DIRECTIVE:
Look through the entries and report how many lines include the word "retificadora". Give the number alone.

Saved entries

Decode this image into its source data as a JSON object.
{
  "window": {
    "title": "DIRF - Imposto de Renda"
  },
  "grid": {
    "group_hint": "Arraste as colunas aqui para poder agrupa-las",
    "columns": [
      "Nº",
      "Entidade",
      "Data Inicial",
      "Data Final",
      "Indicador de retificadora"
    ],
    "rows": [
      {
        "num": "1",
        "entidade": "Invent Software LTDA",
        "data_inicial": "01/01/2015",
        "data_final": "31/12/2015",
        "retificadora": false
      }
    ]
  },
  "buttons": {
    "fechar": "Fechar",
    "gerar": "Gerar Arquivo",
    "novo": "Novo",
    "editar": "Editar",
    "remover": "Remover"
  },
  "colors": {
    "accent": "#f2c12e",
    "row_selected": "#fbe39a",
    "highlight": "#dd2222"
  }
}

FULL SOLUTION:
2